What to produce. Would you retype all of these records exactly?

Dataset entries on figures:
┄┄┄┄┄┄┄┄┄┄
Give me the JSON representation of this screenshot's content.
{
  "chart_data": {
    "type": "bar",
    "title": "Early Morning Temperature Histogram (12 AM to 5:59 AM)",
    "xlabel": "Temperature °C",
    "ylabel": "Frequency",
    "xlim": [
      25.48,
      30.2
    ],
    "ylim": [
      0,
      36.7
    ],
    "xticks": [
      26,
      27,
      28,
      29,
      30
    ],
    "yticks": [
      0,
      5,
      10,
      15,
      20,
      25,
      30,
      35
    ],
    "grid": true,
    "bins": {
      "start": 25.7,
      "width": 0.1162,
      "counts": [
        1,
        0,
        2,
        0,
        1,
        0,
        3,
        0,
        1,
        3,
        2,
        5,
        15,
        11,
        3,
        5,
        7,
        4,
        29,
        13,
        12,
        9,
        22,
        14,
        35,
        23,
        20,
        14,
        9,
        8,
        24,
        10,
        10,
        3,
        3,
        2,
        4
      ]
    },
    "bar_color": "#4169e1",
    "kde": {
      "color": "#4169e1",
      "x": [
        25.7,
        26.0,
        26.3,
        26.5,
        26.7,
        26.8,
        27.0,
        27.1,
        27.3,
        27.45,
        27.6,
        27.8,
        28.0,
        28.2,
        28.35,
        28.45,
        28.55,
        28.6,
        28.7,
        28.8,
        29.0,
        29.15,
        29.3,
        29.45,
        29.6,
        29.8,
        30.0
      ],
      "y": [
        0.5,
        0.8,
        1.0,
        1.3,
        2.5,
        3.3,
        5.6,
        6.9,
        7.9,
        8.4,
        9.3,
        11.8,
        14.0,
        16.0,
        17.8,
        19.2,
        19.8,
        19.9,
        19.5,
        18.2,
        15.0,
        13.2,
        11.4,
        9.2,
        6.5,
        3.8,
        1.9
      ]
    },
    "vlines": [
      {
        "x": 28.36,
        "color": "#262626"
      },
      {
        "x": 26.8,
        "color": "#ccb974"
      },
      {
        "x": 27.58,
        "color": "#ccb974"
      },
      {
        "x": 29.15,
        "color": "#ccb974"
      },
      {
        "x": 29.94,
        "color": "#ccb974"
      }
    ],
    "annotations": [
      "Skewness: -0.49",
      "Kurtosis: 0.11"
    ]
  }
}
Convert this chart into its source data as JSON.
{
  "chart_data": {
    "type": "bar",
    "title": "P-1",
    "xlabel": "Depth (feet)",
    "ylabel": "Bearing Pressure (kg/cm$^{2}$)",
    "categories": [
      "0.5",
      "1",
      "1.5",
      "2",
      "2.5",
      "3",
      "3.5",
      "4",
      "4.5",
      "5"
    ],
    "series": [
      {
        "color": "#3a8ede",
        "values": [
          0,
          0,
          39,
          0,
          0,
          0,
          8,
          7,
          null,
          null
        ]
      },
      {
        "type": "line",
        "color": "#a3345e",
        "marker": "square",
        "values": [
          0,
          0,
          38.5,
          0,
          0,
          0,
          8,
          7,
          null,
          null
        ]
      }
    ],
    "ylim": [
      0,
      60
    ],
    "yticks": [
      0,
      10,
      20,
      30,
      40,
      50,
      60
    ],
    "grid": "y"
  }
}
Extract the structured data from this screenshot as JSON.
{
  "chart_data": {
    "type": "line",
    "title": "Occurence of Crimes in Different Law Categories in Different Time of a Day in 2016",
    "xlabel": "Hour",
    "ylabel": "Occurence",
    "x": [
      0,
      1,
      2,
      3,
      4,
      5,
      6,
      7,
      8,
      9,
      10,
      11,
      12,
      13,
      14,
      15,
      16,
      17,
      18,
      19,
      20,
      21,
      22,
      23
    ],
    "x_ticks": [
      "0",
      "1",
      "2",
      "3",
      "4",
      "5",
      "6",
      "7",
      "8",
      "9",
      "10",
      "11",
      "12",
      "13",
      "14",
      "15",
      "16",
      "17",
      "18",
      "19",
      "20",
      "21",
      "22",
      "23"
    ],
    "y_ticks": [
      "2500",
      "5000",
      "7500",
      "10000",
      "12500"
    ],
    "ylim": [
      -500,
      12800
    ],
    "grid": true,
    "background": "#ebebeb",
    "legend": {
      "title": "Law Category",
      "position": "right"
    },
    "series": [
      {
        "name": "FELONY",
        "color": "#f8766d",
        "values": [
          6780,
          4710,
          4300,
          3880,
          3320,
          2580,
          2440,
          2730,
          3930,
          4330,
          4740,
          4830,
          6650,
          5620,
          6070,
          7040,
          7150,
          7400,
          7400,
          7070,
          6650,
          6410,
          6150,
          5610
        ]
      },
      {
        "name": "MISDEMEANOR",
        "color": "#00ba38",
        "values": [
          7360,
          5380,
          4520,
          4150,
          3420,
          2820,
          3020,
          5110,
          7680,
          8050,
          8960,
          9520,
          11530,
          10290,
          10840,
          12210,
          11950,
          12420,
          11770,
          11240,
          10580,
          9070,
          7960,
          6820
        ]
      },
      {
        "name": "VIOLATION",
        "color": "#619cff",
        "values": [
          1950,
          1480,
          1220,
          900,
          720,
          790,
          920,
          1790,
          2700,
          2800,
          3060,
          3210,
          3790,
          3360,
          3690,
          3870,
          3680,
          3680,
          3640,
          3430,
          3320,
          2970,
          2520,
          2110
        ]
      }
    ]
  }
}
┄┄┄┄┄┄┄┄┄┄
Exercise response.
Give me the JSON representation of this screenshot's content.
{
  "chart_data": {
    "type": "bar",
    "title": "Early Morning Temperature Histogram (12 AM to 5:59 AM)",
    "xlabel": "Temperature °C",
    "ylabel": "Frequency",
    "xlim": [
      25.48,
      30.2
    ],
    "ylim": [
      0,
      36.7
    ],
    "xticks": [
      26,
      27,
      28,
      29,
      30
    ],
    "yticks": [
      0,
      5,
      10,
      15,
      20,
      25,
      30,
      35
    ],
    "grid": true,
    "bins": {
      "start": 25.7,
      "width": 0.1162,
      "counts": [
        1,
        0,
        2,
        0,
        1,
        0,
        3,
        0,
        1,
        3,
        2,
        5,
        15,
        11,
        3,
        5,
        7,
        4,
        29,
        13,
        12,
        9,
        22,
        14,
        35,
        23,
        20,
        14,
        9,
        8,
        24,
        10,
        10,
        3,
        3,
        2,
        4
      ]
    },
    "bar_color": "#4169e1",
    "kde": {
      "color": "#4169e1",
      "x": [
        25.7,
        26.0,
        26.3,
        26.5,
        26.7,
        26.8,
        27.0,
        27.1,
        27.3,
        27.45,
        27.6,
        27.8,
        28.0,
        28.2,
        28.35,
        28.45,
        28.55,
        28.6,
        28.7,
        28.8,
        29.0,
        29.15,
        29.3,
        29.45,
        29.6,
        29.8,
        30.0
      ],
      "y": [
        0.5,
        0.8,
        1.0,
        1.3,
        2.5,
        3.3,
        5.6,
        6.9,
        7.9,
        8.4,
        9.3,
        11.8,
        14.0,
        16.0,
        17.8,
        19.2,
        19.8,
        19.9,
        19.5,
        18.2,
        15.0,
        13.2,
        11.4,
        9.2,
        6.5,
        3.8,
        1.9
      ]
    },
    "vlines": [
      {
        "x": 28.36,
        "color": "#262626"
      },
      {
        "x": 26.8,
        "color": "#ccb974"
      },
      {
        "x": 27.58,
        "color": "#ccb974"
      },
      {
        "x": 29.15,
        "color": "#ccb974"
      },
      {
        "x": 29.94,
        "color": "#ccb974"
      }
    ],
    "annotations": [
      "Skewness: -0.49",
      "Kurtosis: 0.11"
    ]
  }
}
Convert this chart into its source data as JSON.
{
  "chart_data": {
    "type": "bar",
    "title": "P-1",
    "xlabel": "Depth (feet)",
    "ylabel": "Bearing Pressure (kg/cm$^{2}$)",
    "categories": [
      "0.5",
      "1",
      "1.5",
      "2",
      "2.5",
      "3",
      "3.5",
      "4",
      "4.5",
      "5"
    ],
    "series": [
      {
        "color": "#3a8ede",
        "values": [
          0,
          0,
          39,
          0,
          0,
          0,
          8,
          7,
          null,
          null
        ]
      },
      {
        "type": "line",
        "color": "#a3345e",
        "marker": "square",
        "values": [
          0,
          0,
          38.5,
          0,
          0,
          0,
          8,
          7,
          null,
          null
        ]
      }
    ],
    "ylim": [
      0,
      60
    ],
    "yticks": [
      0,
      10,
      20,
      30,
      40,
      50,
      60
    ],
    "grid": "y"
  }
}
Extract the structured data from this screenshot as JSON.
{
  "chart_data": {
    "type": "line",
    "title": "Occurence of Crimes in Different Law Categories in Different Time of a Day in 2016",
    "xlabel": "Hour",
    "ylabel": "Occurence",
    "x": [
      0,
      1,
      2,
      3,
      4,
      5,
      6,
      7,
      8,
      9,
      10,
      11,
      12,
      13,
      14,
      15,
      16,
      17,
      18,
      19,
      20,
      21,
      22,
      23
    ],
    "x_ticks": [
      "0",
      "1",
      "2",
      "3",
      "4",
      "5",
      "6",
      "7",
      "8",
      "9",
      "10",
      "11",
      "12",
      "13",
      "14",
      "15",
      "16",
      "17",
      "18",
      "19",
      "20",
      "21",
      "22",
      "23"
    ],
    "y_ticks": [
      "2500",
      "5000",
      "7500",
      "10000",
      "12500"
    ],
    "ylim": [
      -500,
      12800
    ],
    "grid": true,
    "background": "#ebebeb",
    "legend": {
      "title": "Law Category",
      "position": "right"
    },
    "series": [
      {
        "name": "FELONY",
        "color": "#f8766d",
        "values": [
          6780,
          4710,
          4300,
          3880,
          3320,
          2580,
          2440,
          2730,
          3930,
          4330,
          4740,
          4830,
          6650,
          5620,
          6070,
          7040,
          7150,
          7400,
          7400,
          7070,
          6650,
          6410,
          6150,
          5610
        ]
      },
      {
        "name": "MISDEMEANOR",
        "color": "#00ba38",
        "values": [
          7360,
          5380,
          4520,
          4150,
          3420,
          2820,
          3020,
          5110,
          7680,
          8050,
          8960,
          9520,
          11530,
          10290,
          10840,
          12210,
          11950,
          12420,
          11770,
          11240,
          10580,
          9070,
          7960,
          6820
        ]
      },
      {
        "name": "VIOLATION",
        "color": "#619cff",
        "values": [
          1950,
          1480,
          1220,
          900,
          720,
          790,
          920,
          1790,
          2700,
          2800,
          3060,
          3210,
          3790,
          3360,
          3690,
          3870,
          3680,
          3680,
          3640,
          3430,
          3320,
          2970,
          2520,
          2110
        ]
      }
    ]
  }
}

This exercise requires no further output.